* [Exercise]
Find how many lines contain the word "hotel" and state that number alone.

* [Data extracted from a collection]
══════
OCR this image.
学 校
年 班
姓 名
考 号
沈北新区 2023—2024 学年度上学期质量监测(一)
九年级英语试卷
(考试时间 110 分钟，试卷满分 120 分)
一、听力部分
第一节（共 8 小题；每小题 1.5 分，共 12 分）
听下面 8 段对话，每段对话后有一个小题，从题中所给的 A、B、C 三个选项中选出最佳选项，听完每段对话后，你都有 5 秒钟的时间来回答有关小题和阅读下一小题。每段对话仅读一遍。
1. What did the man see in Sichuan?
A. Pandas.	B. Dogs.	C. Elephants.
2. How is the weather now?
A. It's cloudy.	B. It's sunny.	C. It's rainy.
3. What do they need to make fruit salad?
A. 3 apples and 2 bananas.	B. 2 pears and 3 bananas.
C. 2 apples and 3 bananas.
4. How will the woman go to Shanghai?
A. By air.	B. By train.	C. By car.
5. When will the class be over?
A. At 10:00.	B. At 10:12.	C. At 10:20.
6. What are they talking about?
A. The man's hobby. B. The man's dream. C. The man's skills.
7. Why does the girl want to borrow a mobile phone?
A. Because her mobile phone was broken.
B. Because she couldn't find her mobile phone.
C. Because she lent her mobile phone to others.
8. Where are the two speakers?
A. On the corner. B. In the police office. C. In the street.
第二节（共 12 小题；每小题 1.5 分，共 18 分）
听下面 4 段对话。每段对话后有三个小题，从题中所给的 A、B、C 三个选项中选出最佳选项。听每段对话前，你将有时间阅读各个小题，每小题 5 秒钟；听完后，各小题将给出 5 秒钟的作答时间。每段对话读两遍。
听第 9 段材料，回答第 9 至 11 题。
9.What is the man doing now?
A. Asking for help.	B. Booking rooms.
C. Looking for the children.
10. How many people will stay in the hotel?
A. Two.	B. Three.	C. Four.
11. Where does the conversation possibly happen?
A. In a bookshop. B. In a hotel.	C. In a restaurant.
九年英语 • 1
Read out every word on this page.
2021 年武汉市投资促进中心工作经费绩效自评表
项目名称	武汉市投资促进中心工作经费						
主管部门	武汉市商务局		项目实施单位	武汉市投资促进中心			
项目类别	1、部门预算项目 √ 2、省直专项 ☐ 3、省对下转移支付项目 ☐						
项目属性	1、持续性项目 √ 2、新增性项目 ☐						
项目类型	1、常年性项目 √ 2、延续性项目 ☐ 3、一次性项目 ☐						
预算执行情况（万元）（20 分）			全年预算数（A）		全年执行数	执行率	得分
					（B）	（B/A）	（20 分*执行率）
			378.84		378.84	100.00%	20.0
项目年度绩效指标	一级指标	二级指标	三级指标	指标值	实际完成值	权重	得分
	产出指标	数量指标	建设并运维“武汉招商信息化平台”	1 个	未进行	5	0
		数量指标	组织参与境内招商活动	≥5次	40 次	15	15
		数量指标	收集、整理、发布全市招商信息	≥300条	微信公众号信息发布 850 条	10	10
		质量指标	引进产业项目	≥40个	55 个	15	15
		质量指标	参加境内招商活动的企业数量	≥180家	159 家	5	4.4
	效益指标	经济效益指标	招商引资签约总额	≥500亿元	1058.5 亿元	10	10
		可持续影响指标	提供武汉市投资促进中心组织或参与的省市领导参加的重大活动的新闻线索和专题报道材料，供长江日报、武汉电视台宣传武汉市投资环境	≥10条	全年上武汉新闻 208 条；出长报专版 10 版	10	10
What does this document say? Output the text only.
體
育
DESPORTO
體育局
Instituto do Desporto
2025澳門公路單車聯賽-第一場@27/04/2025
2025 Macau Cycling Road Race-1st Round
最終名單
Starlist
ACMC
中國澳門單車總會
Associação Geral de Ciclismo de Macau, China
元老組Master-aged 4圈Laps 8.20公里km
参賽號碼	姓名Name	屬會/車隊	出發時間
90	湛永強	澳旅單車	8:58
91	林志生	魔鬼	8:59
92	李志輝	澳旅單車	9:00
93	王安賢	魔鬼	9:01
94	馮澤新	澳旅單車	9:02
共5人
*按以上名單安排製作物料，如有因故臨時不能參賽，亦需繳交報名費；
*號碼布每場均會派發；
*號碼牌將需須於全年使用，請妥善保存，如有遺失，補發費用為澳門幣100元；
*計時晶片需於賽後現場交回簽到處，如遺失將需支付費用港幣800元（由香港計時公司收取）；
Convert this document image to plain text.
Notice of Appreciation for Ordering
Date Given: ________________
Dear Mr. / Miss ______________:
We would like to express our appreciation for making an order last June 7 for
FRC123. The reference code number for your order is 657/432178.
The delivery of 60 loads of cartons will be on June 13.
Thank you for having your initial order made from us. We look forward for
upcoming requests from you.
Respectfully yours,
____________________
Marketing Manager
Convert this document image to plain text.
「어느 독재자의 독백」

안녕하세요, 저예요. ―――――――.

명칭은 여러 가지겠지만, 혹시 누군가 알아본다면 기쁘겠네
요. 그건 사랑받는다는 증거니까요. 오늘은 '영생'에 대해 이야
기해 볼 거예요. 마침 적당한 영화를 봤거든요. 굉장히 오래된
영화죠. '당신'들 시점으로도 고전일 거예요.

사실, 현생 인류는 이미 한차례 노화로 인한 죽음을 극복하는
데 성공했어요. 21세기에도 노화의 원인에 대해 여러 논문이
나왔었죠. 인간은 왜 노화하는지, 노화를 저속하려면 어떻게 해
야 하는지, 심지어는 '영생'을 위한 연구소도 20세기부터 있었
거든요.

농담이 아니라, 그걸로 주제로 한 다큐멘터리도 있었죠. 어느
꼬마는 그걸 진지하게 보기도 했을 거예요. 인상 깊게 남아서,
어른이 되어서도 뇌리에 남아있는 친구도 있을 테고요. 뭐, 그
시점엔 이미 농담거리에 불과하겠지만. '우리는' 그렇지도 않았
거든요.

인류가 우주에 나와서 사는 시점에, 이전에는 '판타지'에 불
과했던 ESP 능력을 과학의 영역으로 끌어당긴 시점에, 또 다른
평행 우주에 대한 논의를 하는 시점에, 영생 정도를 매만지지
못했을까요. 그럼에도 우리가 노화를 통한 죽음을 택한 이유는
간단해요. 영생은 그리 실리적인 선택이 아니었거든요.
══════
* [Complete answer]
2